**RECORDS PROVIDED:**
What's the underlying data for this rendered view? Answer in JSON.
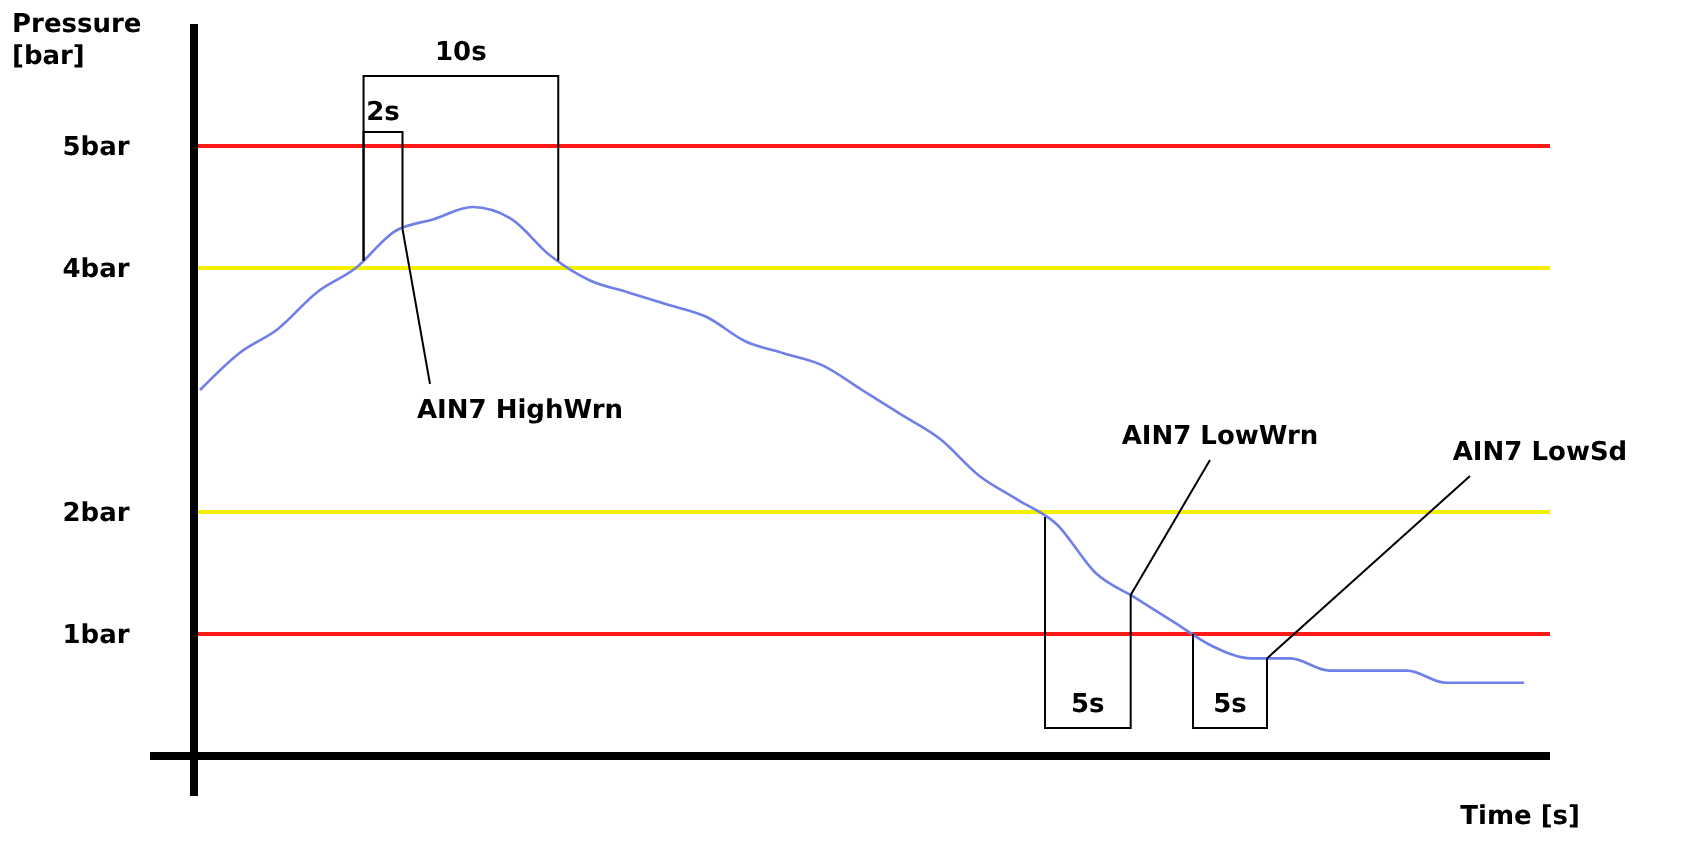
{
  "chart_data": {
    "type": "line",
    "ylabel": "Pressure\n[bar]",
    "xlabel": "Time [s]",
    "categories": [
      null,
      null,
      null,
      null,
      null,
      null,
      null,
      null,
      null,
      null,
      null,
      null,
      null,
      null,
      null,
      null,
      null,
      null,
      null,
      null,
      null,
      null,
      null,
      null,
      null,
      null,
      null,
      null,
      null,
      null,
      null,
      null,
      null,
      null,
      null
    ],
    "series": [
      {
        "color": "#6f7fe8",
        "values": [
          3.0,
          3.3,
          3.5,
          3.8,
          4.0,
          4.3,
          4.4,
          4.5,
          4.4,
          4.1,
          3.9,
          3.8,
          3.7,
          3.6,
          3.4,
          3.3,
          3.2,
          3.0,
          2.8,
          2.6,
          2.3,
          2.1,
          1.9,
          1.5,
          1.3,
          1.1,
          0.9,
          0.8,
          0.8,
          0.7,
          0.7,
          0.7,
          0.6,
          0.6,
          0.6
        ]
      }
    ],
    "ylim": [
      0,
      6
    ],
    "yticks": [
      {
        "value": 5,
        "label": "5bar"
      },
      {
        "value": 4,
        "label": "4bar"
      },
      {
        "value": 2,
        "label": "2bar"
      },
      {
        "value": 1,
        "label": "1bar"
      }
    ],
    "tick_labels": "y",
    "grid": false,
    "marker": "none",
    "line_style": "solid",
    "ref_lines": [
      {
        "axis": "y",
        "value": 5,
        "color": "#ff1a1a"
      },
      {
        "axis": "y",
        "value": 4,
        "color": "#f5f000"
      },
      {
        "axis": "y",
        "value": 2,
        "color": "#f5f000"
      },
      {
        "axis": "y",
        "value": 1,
        "color": "#ff1a1a"
      }
    ],
    "annotations": [
      "10s",
      "2s",
      "AIN7 HighWrn",
      "AIN7 LowWrn",
      "5s",
      "AIN7 LowSd",
      "5s"
    ]
  }
}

**WRITTEN EXERCISE:**
Copy out each line exactly, without the pictures.

**TASK OUTPUT:**
What's the underlying data for this rendered view? Answer in JSON.
{
  "chart_data": {
    "type": "line",
    "ylabel": "Pressure\n[bar]",
    "xlabel": "Time [s]",
    "categories": [
      null,
      null,
      null,
      null,
      null,
      null,
      null,
      null,
      null,
      null,
      null,
      null,
      null,
      null,
      null,
      null,
      null,
      null,
      null,
      null,
      null,
      null,
      null,
      null,
      null,
      null,
      null,
      null,
      null,
      null,
      null,
      null,
      null,
      null,
      null
    ],
    "series": [
      {
        "color": "#6f7fe8",
        "values": [
          3.0,
          3.3,
          3.5,
          3.8,
          4.0,
          4.3,
          4.4,
          4.5,
          4.4,
          4.1,
          3.9,
          3.8,
          3.7,
          3.6,
          3.4,
          3.3,
          3.2,
          3.0,
          2.8,
          2.6,
          2.3,
          2.1,
          1.9,
          1.5,
          1.3,
          1.1,
          0.9,
          0.8,
          0.8,
          0.7,
          0.7,
          0.7,
          0.6,
          0.6,
          0.6
        ]
      }
    ],
    "ylim": [
      0,
      6
    ],
    "yticks": [
      {
        "value": 5,
        "label": "5bar"
      },
      {
        "value": 4,
        "label": "4bar"
      },
      {
        "value": 2,
        "label": "2bar"
      },
      {
        "value": 1,
        "label": "1bar"
      }
    ],
    "tick_labels": "y",
    "grid": false,
    "marker": "none",
    "line_style": "solid",
    "ref_lines": [
      {
        "axis": "y",
        "value": 5,
        "color": "#ff1a1a"
      },
      {
        "axis": "y",
        "value": 4,
        "color": "#f5f000"
      },
      {
        "axis": "y",
        "value": 2,
        "color": "#f5f000"
      },
      {
        "axis": "y",
        "value": 1,
        "color": "#ff1a1a"
      }
    ],
    "annotations": [
      "10s",
      "2s",
      "AIN7 HighWrn",
      "AIN7 LowWrn",
      "5s",
      "AIN7 LowSd",
      "5s"
    ]
  }
}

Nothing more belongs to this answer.